And it's the difference between intent and impact. Like you said, your interiority and your intention, you're kind of the expert on and like the impact and how you're received. You know, you're not, other people are, right? And whatever that calculus is of that delta between the intent and the impact, even that is a sort of like the color.
It's an emergent thing from the interaction. It's not fixed. However, being as much as we can responsible for both things, if I'm gonna be like, Hey, I want to be a responsible participant in my relationships, okay, so for me to do that, I need to be somewhat actively curious and interested in the impact that I'm actually having on people.
What are you getting about what I'm saying? Okay. And if the person's like, this is what I got and this is what I didn't get, and then I'll be like, can I for a minute put myself in their perspective, like trying to kind of see myself from the outside as much as I can, or even if I completely flip it around.
I'm trying to be a responsible listener. I might be like, okay, let me just check to see if I'm getting you. I'll sometimes do this with people, did you mean this? Or I'll paraphrase. Is this kind of the essence of what you mean? Or did you mean something else? Right. Like, and that to me is like that right balance between humility and dignity, and it's that weaving back and forth that kind of allows the relationship itself to like have a life between us.
It's a process, right? It's not finished. It's like, you know, you can pin the butterfly on the wall, but it's dead at that point. But we can ride this wave together and allow our dignity of our own perspective and our humility that is always and forever only partial to like inform how we experience the relationship.

+===+

*TASKS TO COMPLETE*.
#1 Please extract the part of the conversation on intent and impact that begins with the words "And it's the" and ends with "having on people.", copying it word for word.
#2 Write what comes next in the conversation on intent and impact, starting after its final sentence.
The listing that comes after this conversation on intent and impact is from an unrelated source.

+===+

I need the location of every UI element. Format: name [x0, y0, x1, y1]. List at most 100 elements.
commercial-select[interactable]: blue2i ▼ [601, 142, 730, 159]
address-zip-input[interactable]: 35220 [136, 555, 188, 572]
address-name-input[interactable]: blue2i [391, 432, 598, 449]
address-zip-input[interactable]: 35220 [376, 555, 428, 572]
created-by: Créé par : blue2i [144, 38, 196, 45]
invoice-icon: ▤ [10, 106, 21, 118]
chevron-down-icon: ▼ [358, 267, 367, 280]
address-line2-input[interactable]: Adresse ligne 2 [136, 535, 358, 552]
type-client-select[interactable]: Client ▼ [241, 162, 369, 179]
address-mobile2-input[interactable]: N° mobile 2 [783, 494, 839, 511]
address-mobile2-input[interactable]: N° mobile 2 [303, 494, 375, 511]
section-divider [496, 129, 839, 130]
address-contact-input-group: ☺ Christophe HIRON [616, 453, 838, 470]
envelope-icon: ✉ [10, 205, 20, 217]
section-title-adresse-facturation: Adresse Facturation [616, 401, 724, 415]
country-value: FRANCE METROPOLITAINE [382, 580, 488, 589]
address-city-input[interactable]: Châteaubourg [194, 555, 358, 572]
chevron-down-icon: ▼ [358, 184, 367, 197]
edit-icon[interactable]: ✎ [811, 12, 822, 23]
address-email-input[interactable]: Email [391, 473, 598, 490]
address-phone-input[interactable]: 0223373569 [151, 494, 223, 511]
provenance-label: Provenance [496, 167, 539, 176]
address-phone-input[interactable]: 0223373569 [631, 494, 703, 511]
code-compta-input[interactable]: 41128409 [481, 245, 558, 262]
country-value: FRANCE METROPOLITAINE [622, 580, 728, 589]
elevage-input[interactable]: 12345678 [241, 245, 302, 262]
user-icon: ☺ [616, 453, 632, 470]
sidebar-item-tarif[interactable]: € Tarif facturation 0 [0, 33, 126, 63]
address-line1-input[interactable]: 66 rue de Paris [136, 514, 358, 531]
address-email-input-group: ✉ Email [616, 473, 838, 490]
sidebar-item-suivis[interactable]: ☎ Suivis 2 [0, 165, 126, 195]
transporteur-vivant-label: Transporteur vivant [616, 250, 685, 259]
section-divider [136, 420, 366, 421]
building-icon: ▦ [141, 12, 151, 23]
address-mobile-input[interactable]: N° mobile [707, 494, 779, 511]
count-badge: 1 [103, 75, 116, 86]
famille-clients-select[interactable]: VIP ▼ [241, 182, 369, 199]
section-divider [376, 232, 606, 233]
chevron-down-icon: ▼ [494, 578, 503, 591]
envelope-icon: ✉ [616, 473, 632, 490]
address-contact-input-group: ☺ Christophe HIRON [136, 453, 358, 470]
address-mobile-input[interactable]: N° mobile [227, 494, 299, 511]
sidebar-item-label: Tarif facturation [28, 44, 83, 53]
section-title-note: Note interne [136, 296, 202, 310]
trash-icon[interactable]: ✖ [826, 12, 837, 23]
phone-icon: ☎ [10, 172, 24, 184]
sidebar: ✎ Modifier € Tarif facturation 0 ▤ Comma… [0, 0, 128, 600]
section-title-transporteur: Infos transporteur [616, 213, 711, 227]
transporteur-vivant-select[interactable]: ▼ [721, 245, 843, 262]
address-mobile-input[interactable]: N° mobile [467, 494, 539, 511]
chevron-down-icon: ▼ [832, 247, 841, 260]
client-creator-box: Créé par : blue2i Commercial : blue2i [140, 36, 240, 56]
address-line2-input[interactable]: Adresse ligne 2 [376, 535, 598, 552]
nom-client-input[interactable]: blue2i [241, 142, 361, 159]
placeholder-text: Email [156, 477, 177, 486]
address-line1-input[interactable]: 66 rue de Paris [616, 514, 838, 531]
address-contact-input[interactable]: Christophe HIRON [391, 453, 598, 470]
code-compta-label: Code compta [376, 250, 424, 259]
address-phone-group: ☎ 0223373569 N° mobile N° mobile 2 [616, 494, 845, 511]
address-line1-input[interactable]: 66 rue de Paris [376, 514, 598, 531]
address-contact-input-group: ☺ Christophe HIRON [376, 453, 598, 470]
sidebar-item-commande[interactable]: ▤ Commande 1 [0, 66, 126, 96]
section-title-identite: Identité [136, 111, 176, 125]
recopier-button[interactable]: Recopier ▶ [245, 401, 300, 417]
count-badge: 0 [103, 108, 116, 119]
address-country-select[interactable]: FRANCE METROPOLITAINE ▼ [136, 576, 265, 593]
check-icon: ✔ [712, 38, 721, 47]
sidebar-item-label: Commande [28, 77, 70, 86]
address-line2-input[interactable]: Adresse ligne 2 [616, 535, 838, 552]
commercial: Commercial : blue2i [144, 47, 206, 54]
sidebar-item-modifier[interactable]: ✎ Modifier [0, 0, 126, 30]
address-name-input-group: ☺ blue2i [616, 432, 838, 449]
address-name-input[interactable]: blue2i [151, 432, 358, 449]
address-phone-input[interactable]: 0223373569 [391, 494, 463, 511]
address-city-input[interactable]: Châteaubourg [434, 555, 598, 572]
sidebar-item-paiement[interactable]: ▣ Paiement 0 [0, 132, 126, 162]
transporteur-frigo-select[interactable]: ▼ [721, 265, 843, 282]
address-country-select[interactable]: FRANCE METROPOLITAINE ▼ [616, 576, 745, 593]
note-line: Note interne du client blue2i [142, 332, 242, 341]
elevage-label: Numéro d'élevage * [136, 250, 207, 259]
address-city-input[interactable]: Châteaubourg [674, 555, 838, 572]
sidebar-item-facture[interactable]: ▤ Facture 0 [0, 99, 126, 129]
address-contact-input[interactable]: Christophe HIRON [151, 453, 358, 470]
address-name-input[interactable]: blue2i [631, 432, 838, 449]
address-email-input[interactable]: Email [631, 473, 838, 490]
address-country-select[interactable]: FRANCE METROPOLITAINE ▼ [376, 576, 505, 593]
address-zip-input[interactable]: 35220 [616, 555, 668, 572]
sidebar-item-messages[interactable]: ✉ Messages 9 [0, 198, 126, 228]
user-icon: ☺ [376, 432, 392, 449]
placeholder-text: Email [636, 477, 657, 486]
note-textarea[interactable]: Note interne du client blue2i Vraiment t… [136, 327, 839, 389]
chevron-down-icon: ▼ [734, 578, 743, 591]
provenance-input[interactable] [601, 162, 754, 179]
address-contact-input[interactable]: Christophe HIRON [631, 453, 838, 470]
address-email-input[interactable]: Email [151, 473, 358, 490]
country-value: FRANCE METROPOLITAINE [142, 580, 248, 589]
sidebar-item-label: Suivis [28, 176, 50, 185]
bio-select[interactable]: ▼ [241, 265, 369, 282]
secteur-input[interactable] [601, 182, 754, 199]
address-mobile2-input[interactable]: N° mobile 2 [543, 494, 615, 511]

+===+

*TASK RESULTS*.
#1
And it's the difference between intent and impact. Like you said, your interiority and your intention, you're kind of the expert on and like the impact and how you're received. You know, you're not, other people are, right? And whatever that calculus is of that delta between the intent and the impact, even that is a sort of like the color.
It's an emergent thing from the interaction. It's not fixed. However, being as much as we can responsible for both things, if I'm gonna be like, Hey, I want to be a responsible participant in my relationships, okay, so for me to do that, I need to be somewhat actively curious and interested in the impact that I'm actually having on people.

#2
And then it feels like we're on a ride together. Right? Or like a, you know. In a boat on a, you know, on the waves together, right? It's not totally under either of our control.
[00:39:55] Vision Battlesword: Curiosity is the medicine for so many things. What you think about me is likely to be relevant information if we're having a relationship.
Maybe sometimes it could be unhelpful depending on the sort of relationship that we're having, but that's how I unpack that. And the word curiosity was coming up for me, you know, as you were expanding that and then you invoked it as well. And that's sort of really solidified for me, just the recognition that curiosity is, it's just such a medicine, an antidote.
A salve for so much relational confusion and. The tension and the drama and the suffering and the bad feelings that can come from that. 'cause as you're describing that, like you're modeling that role play of two people who are engaging in sincere inquiry and insight or offering of this is my experience and before I go on for too much longer, are you tracking with what I'm saying and what are you picking up from what I'm putting down?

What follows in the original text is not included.